begin

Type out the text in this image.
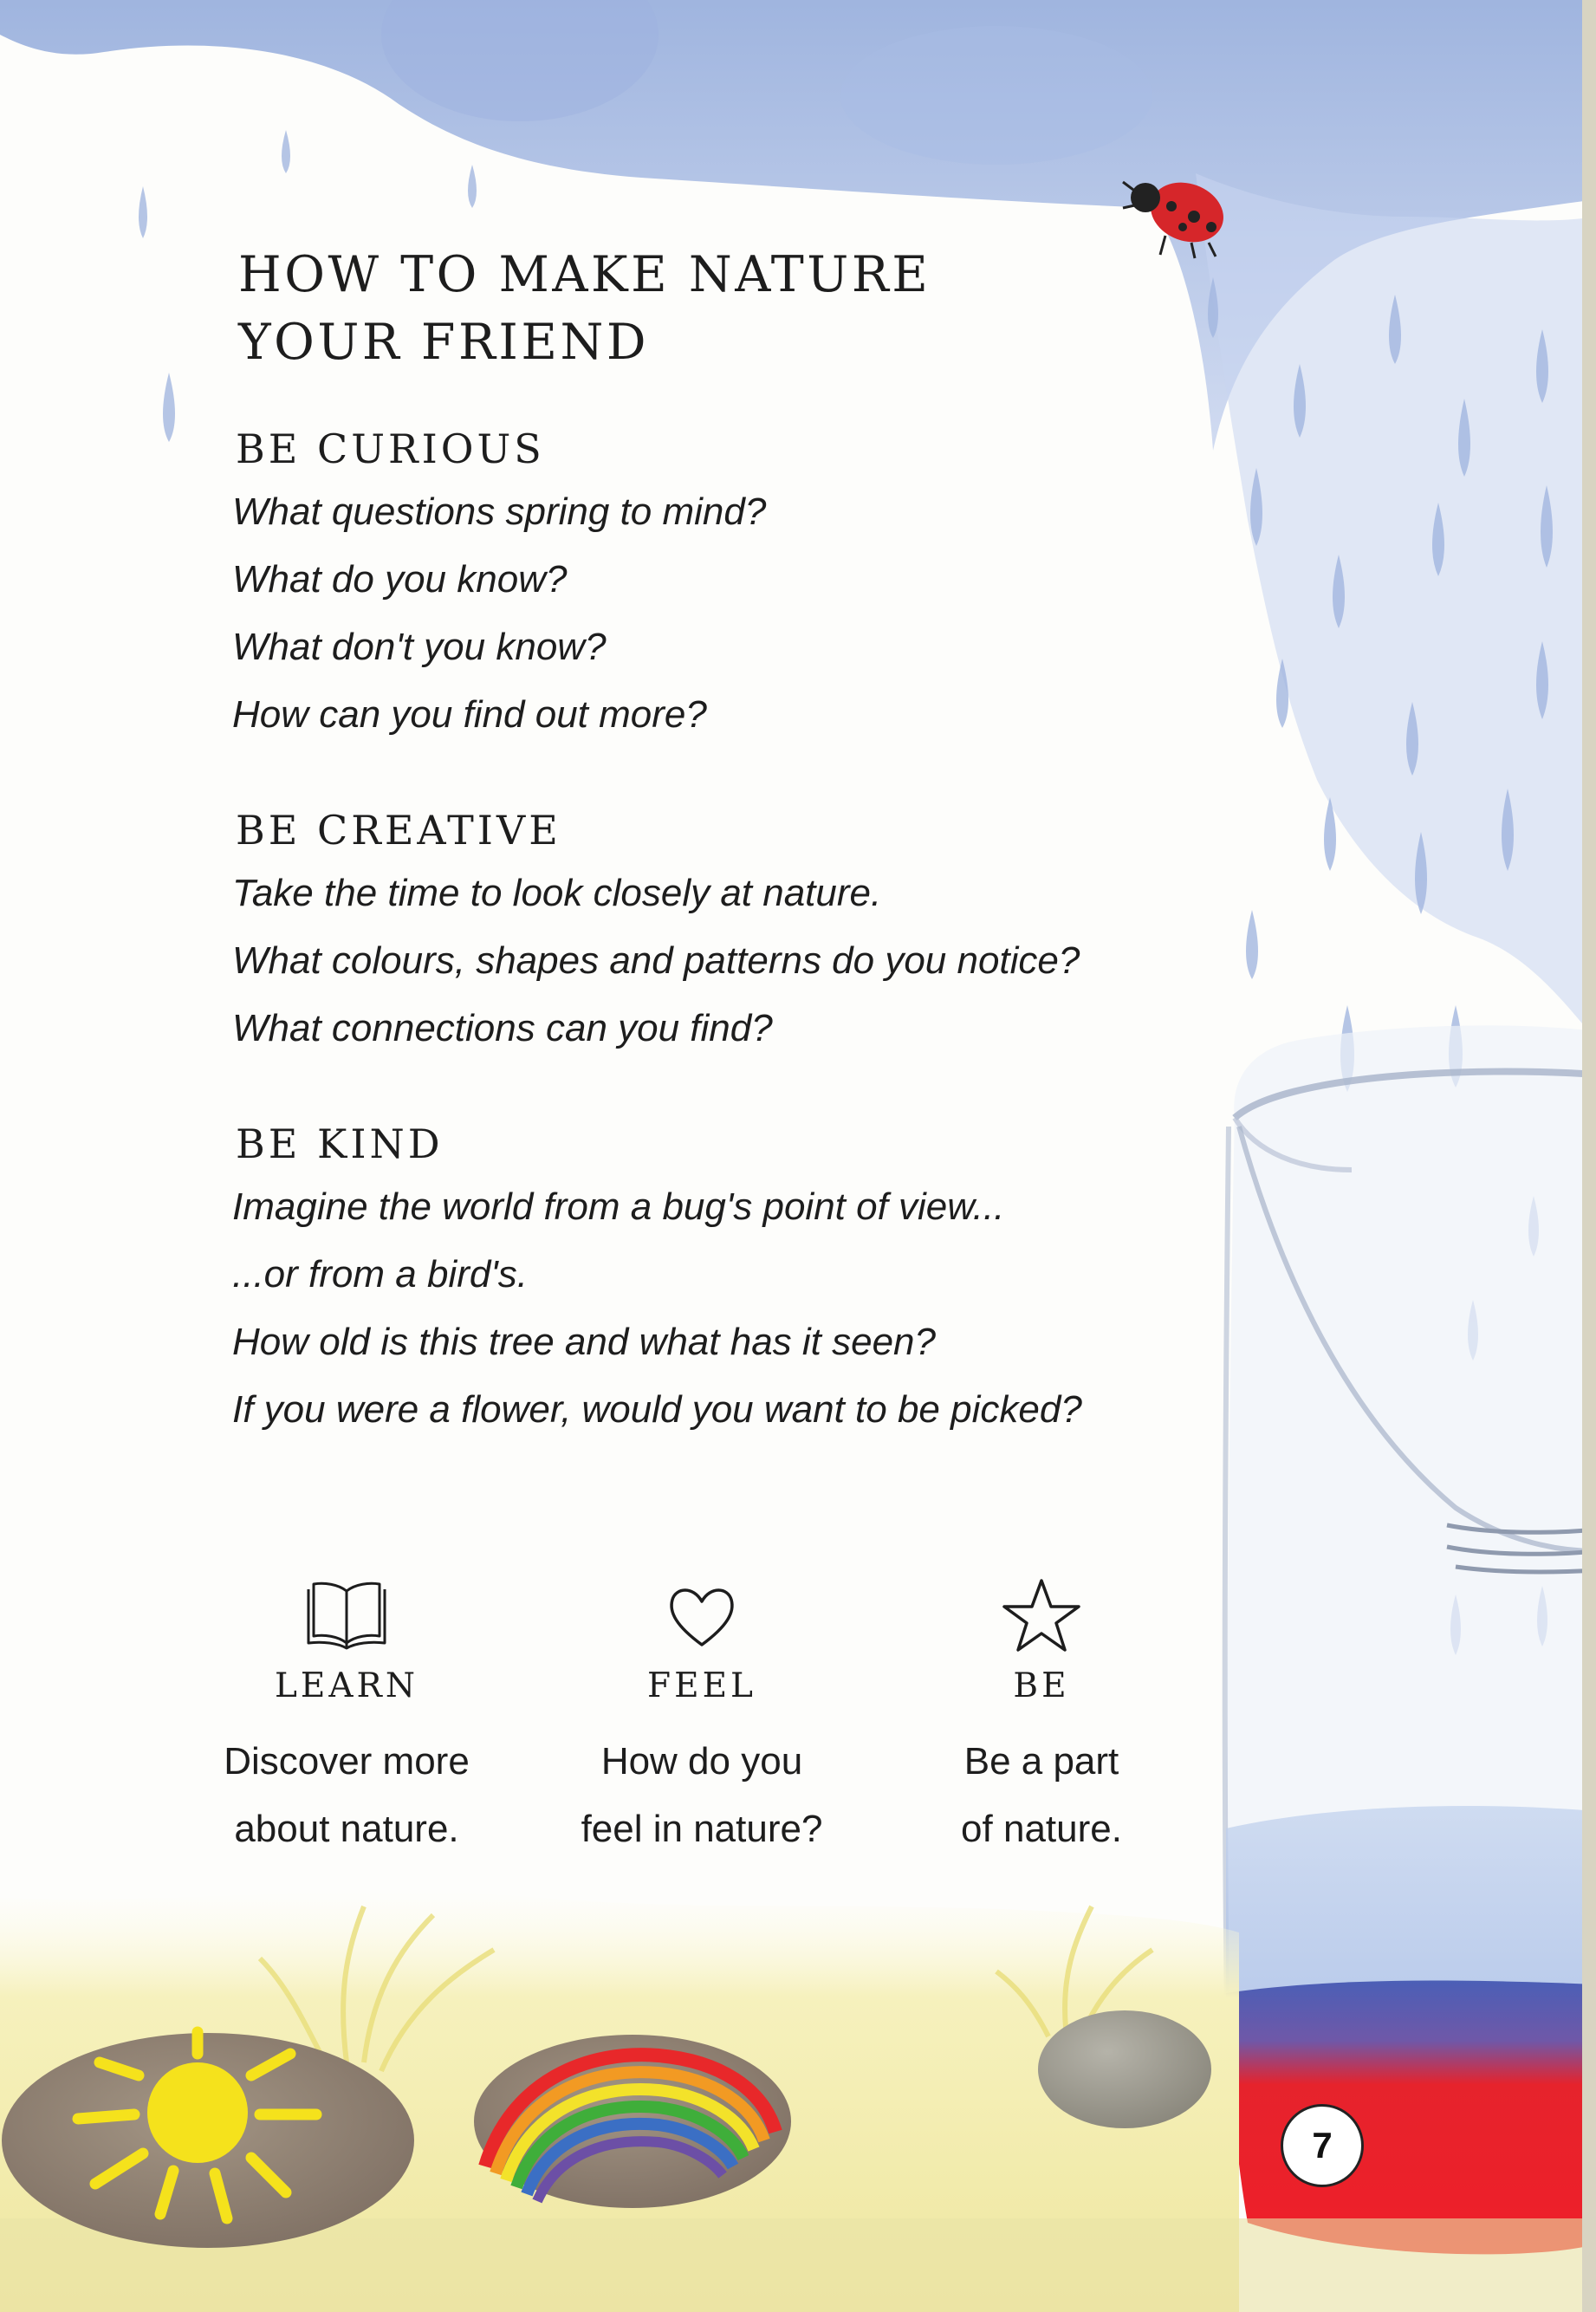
HOW TO MAKE NATURE
YOUR FRIEND
BE CURIOUS
What questions spring to mind?
What do you know?
What don't you know?
How can you find out more?
BE CREATIVE
Take the time to look closely at nature.
What colours, shapes and patterns do you notice?
What connections can you find?
BE KIND
Imagine the world from a bug's point of view...
...or from a bird's.
How old is this tree and what has it seen?
If you were a flower, would you want to be picked?
LEARN
Discover more
about nature.
FEEL
How do you
feel in nature?
BE
Be a part
of nature.
7
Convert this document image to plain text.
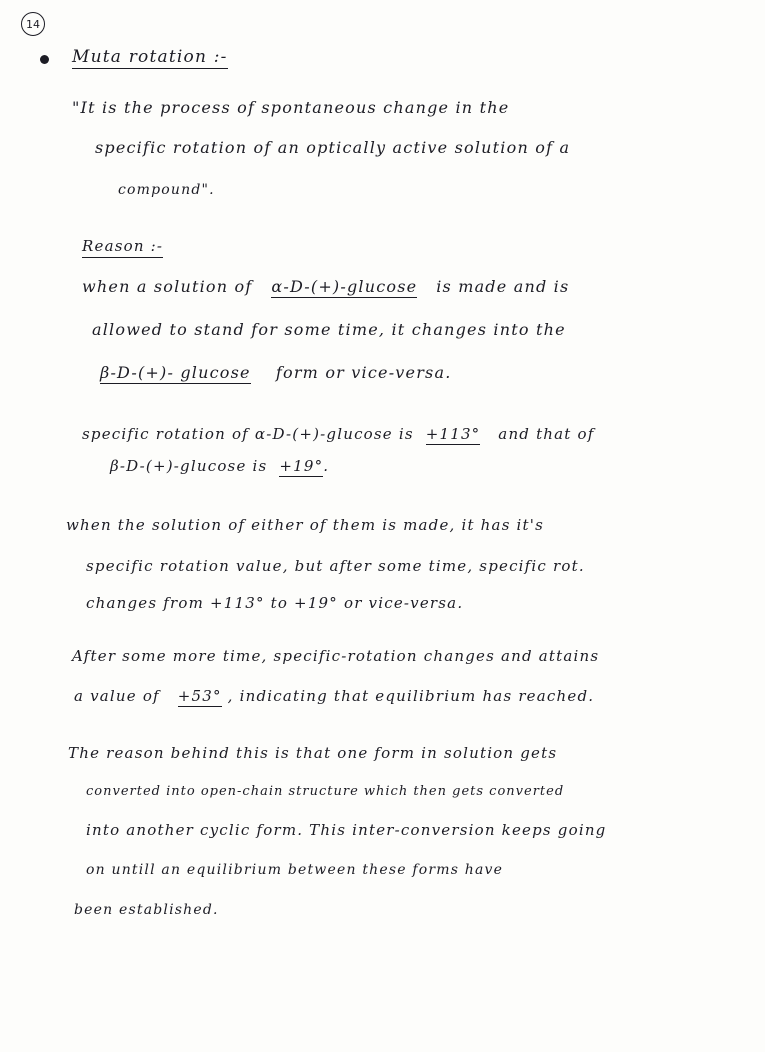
14
Muta rotation :-
"It is the process of spontaneous change in the
specific rotation of an optically active solution of a
compound".
Reason :-
when a solution of α-D-(+)-glucose is made and is
allowed to stand for some time, it changes into the
β-D-(+)- glucose form or vice-versa.
specific rotation of α-D-(+)-glucose is +113° and that of
β-D-(+)-glucose is +19°.
when the solution of either of them is made, it has it's
specific rotation value, but after some time, specific rot.
changes from +113° to +19° or vice-versa.
After some more time, specific-rotation changes and attains
a value of +53° , indicating that equilibrium has reached.
The reason behind this is that one form in solution gets
converted into open-chain structure which then gets converted
into another cyclic form. This inter-conversion keeps going
on untill an equilibrium between these forms have
been established.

end

• _Your task_:
Return the whole listing, word for word, and leave out every picture.

• _Full output_:
Type out the text in this image.
HOW TO MAKE NATURE
YOUR FRIEND
BE CURIOUS
What questions spring to mind?
What do you know?
What don't you know?
How can you find out more?
BE CREATIVE
Take the time to look closely at nature.
What colours, shapes and patterns do you notice?
What connections can you find?
BE KIND
Imagine the world from a bug's point of view...
...or from a bird's.
How old is this tree and what has it seen?
If you were a flower, would you want to be picked?
LEARN
Discover more
about nature.
FEEL
How do you
feel in nature?
BE
Be a part
of nature.
7
Convert this document image to plain text.
14
Muta rotation :-
"It is the process of spontaneous change in the
specific rotation of an optically active solution of a
compound".
Reason :-
when a solution of α-D-(+)-glucose is made and is
allowed to stand for some time, it changes into the
β-D-(+)- glucose form or vice-versa.
specific rotation of α-D-(+)-glucose is +113° and that of
β-D-(+)-glucose is +19°.
when the solution of either of them is made, it has it's
specific rotation value, but after some time, specific rot.
changes from +113° to +19° or vice-versa.
After some more time, specific-rotation changes and attains
a value of +53° , indicating that equilibrium has reached.
The reason behind this is that one form in solution gets
converted into open-chain structure which then gets converted
into another cyclic form. This inter-conversion keeps going
on untill an equilibrium between these forms have
been established.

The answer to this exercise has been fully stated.